• [DATASET]
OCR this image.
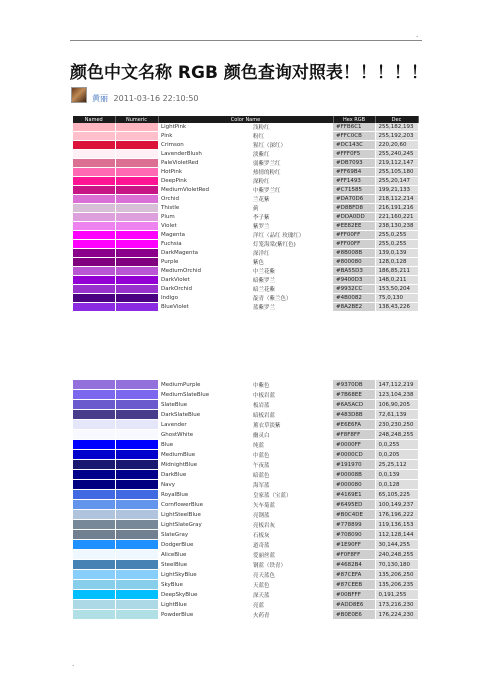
.
颜色中文名称 RGB 颜色查询对照表！！！！！
黄丽 2011-03-16 22:10:50
Named	Numeric	Color Name		Hex RGB	Dec
		LightPink	浅粉红	#FFB6C1	255,182,193
		Pink	粉红	#FFC0CB	255,192,203
		Crimson	猩红（深红）	#DC143C	220,20,60
		LavenderBlush	淡紫红	#FFF0F5	255,240,245
		PaleVioletRed	弱紫罗兰红	#DB7093	219,112,147
		HotPink	热情的粉红	#FF69B4	255,105,180
		DeepPink	深粉红	#FF1493	255,20,147
		MediumVioletRed	中紫罗兰红	#C71585	199,21,133
		Orchid	兰花紫	#DA70D6	218,112,214
		Thistle	蓟	#D8BFD8	216,191,216
		Plum	李子紫	#DDA0DD	221,160,221
		Violet	紫罗兰	#EE82EE	238,130,238
		Magenta	洋红（品红 玫瑰红）	#FF00FF	255,0,255
		Fuchsia	灯笼海棠(紫红色)	#FF00FF	255,0,255
		DarkMagenta	深洋红	#8B008B	139,0,139
		Purple	紫色	#800080	128,0,128
		MediumOrchid	中兰花紫	#BA55D3	186,85,211
		DarkViolet	暗紫罗兰	#9400D3	148,0,211
		DarkOrchid	暗兰花紫	#9932CC	153,50,204
		Indigo	靛青（紫兰色）	#4B0082	75,0,130
		BlueViolet	蓝紫罗兰	#8A2BE2	138,43,226
		MediumPurple	中紫色	#9370DB	147,112,219
		MediumSlateBlue	中板岩蓝	#7B68EE	123,104,238
		SlateBlue	板岩蓝	#6A5ACD	106,90,205
		DarkSlateBlue	暗板岩蓝	#483D8B	72,61,139
		Lavender	薰衣草淡紫	#E6E6FA	230,230,250
		GhostWhite	幽灵白	#F8F8FF	248,248,255
		Blue	纯蓝	#0000FF	0,0,255
		MediumBlue	中蓝色	#0000CD	0,0,205
		MidnightBlue	午夜蓝	#191970	25,25,112
		DarkBlue	暗蓝色	#00008B	0,0,139
		Navy	海军蓝	#000080	0,0,128
		RoyalBlue	皇家蓝（宝蓝）	#4169E1	65,105,225
		CornflowerBlue	矢车菊蓝	#6495ED	100,149,237
		LightSteelBlue	亮钢蓝	#B0C4DE	176,196,222
		LightSlateGray	亮板岩灰	#778899	119,136,153
		SlateGray	石板灰	#708090	112,128,144
		DodgerBlue	道奇蓝	#1E90FF	30,144,255
		AliceBlue	爱丽丝蓝	#F0F8FF	240,248,255
		SteelBlue	钢蓝（铁青）	#4682B4	70,130,180
		LightSkyBlue	亮天蓝色	#87CEFA	135,206,250
		SkyBlue	天蓝色	#87CEEB	135,206,235
		DeepSkyBlue	深天蓝	#00BFFF	0,191,255
		LightBlue	亮蓝	#ADD8E6	173,216,230
		PowderBlue	火药青	#B0E0E6	176,224,230
.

• [WHAT YOU WILL DO] Reproduce every record above exactly, omitting the pictures.

• [CORRECT OUTPUT]
OCR this image.
.
颜色中文名称 RGB 颜色查询对照表！！！！！
黄丽 2011-03-16 22:10:50
Named	Numeric	Color Name		Hex RGB	Dec
		LightPink	浅粉红	#FFB6C1	255,182,193
		Pink	粉红	#FFC0CB	255,192,203
		Crimson	猩红（深红）	#DC143C	220,20,60
		LavenderBlush	淡紫红	#FFF0F5	255,240,245
		PaleVioletRed	弱紫罗兰红	#DB7093	219,112,147
		HotPink	热情的粉红	#FF69B4	255,105,180
		DeepPink	深粉红	#FF1493	255,20,147
		MediumVioletRed	中紫罗兰红	#C71585	199,21,133
		Orchid	兰花紫	#DA70D6	218,112,214
		Thistle	蓟	#D8BFD8	216,191,216
		Plum	李子紫	#DDA0DD	221,160,221
		Violet	紫罗兰	#EE82EE	238,130,238
		Magenta	洋红（品红 玫瑰红）	#FF00FF	255,0,255
		Fuchsia	灯笼海棠(紫红色)	#FF00FF	255,0,255
		DarkMagenta	深洋红	#8B008B	139,0,139
		Purple	紫色	#800080	128,0,128
		MediumOrchid	中兰花紫	#BA55D3	186,85,211
		DarkViolet	暗紫罗兰	#9400D3	148,0,211
		DarkOrchid	暗兰花紫	#9932CC	153,50,204
		Indigo	靛青（紫兰色）	#4B0082	75,0,130
		BlueViolet	蓝紫罗兰	#8A2BE2	138,43,226
		MediumPurple	中紫色	#9370DB	147,112,219
		MediumSlateBlue	中板岩蓝	#7B68EE	123,104,238
		SlateBlue	板岩蓝	#6A5ACD	106,90,205
		DarkSlateBlue	暗板岩蓝	#483D8B	72,61,139
		Lavender	薰衣草淡紫	#E6E6FA	230,230,250
		GhostWhite	幽灵白	#F8F8FF	248,248,255
		Blue	纯蓝	#0000FF	0,0,255
		MediumBlue	中蓝色	#0000CD	0,0,205
		MidnightBlue	午夜蓝	#191970	25,25,112
		DarkBlue	暗蓝色	#00008B	0,0,139
		Navy	海军蓝	#000080	0,0,128
		RoyalBlue	皇家蓝（宝蓝）	#4169E1	65,105,225
		CornflowerBlue	矢车菊蓝	#6495ED	100,149,237
		LightSteelBlue	亮钢蓝	#B0C4DE	176,196,222
		LightSlateGray	亮板岩灰	#778899	119,136,153
		SlateGray	石板灰	#708090	112,128,144
		DodgerBlue	道奇蓝	#1E90FF	30,144,255
		AliceBlue	爱丽丝蓝	#F0F8FF	240,248,255
		SteelBlue	钢蓝（铁青）	#4682B4	70,130,180
		LightSkyBlue	亮天蓝色	#87CEFA	135,206,250
		SkyBlue	天蓝色	#87CEEB	135,206,235
		DeepSkyBlue	深天蓝	#00BFFF	0,191,255
		LightBlue	亮蓝	#ADD8E6	173,216,230
		PowderBlue	火药青	#B0E0E6	176,224,230
.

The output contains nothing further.